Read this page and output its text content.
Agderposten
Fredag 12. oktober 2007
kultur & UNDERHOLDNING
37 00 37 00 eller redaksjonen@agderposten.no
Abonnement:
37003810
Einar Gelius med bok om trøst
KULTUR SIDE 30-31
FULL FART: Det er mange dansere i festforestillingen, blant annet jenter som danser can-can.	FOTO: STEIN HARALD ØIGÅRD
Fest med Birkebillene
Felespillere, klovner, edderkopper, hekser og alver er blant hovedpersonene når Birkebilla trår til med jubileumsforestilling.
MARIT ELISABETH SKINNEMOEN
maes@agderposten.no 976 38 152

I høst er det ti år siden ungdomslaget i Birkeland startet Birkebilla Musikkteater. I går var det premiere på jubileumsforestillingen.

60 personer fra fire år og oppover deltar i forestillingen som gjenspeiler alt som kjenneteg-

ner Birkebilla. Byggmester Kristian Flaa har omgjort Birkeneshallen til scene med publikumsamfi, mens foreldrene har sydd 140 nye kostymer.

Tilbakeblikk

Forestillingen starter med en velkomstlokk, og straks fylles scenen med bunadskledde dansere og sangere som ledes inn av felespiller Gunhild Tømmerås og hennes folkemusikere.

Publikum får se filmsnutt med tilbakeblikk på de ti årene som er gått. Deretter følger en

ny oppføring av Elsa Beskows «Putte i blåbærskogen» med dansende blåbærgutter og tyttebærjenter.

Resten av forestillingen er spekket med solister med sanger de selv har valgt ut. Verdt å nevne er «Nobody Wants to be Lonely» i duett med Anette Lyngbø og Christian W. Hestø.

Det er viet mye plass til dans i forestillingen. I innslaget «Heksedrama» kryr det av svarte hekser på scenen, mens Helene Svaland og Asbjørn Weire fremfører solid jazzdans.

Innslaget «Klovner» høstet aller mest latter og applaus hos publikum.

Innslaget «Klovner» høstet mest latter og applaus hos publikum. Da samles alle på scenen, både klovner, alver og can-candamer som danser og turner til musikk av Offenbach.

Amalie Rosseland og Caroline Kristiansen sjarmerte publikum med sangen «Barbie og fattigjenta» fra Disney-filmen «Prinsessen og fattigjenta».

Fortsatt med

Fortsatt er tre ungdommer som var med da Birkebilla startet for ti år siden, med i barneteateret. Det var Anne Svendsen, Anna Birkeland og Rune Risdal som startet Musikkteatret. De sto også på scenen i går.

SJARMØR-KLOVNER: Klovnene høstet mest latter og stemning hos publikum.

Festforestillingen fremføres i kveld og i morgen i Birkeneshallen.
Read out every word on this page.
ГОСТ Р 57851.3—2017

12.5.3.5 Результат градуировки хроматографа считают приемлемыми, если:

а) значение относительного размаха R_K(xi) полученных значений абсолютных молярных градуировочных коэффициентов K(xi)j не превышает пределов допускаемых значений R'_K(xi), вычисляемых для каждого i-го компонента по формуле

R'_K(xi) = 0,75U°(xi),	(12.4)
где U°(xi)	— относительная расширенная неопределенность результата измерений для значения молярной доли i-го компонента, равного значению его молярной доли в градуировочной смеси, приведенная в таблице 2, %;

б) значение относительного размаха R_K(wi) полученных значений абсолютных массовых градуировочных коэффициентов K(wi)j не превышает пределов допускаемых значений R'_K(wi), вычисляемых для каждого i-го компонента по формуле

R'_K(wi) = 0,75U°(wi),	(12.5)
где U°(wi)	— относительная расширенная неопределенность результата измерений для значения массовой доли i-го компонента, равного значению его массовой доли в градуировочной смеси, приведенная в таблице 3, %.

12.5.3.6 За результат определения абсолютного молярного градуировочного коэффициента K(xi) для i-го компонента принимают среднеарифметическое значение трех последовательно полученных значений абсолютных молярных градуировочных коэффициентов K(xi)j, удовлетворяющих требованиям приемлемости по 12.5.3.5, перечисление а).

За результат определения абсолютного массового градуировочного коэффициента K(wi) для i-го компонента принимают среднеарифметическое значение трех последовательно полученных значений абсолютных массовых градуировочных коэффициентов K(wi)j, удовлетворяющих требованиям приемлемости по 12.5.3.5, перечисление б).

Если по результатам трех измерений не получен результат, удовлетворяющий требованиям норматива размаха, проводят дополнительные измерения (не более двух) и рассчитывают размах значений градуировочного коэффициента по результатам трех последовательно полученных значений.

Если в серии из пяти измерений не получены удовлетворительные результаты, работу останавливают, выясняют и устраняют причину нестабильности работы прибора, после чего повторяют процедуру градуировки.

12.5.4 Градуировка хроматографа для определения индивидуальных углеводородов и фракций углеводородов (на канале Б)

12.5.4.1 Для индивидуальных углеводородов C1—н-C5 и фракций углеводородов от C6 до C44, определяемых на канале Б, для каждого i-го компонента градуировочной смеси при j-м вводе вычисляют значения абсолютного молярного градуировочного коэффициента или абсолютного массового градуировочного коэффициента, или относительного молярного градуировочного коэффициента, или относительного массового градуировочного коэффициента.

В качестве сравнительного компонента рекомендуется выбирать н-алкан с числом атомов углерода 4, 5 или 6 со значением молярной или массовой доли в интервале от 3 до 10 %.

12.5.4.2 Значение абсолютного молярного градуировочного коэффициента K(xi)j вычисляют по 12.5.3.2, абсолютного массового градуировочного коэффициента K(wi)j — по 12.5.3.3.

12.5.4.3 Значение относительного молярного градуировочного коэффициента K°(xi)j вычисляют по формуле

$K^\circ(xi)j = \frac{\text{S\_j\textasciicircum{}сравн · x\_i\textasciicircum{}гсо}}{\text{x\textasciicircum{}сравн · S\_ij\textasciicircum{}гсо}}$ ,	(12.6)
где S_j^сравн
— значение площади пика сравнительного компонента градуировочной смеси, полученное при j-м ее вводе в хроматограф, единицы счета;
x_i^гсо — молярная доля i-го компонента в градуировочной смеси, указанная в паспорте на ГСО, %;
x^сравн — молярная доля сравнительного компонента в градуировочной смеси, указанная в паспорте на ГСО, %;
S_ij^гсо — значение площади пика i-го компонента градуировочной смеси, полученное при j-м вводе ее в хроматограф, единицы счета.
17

§ **Written request**:
Gather all lines from the listing above in which "хроматографа" occurs.

§ **Exercise output**:
12.5.3.5 Результат градуировки хроматографа считают приемлемыми, если:
12.5.4 Градуировка хроматографа для определения индивидуальных углеводородов и фракций углеводородов (на канале Б)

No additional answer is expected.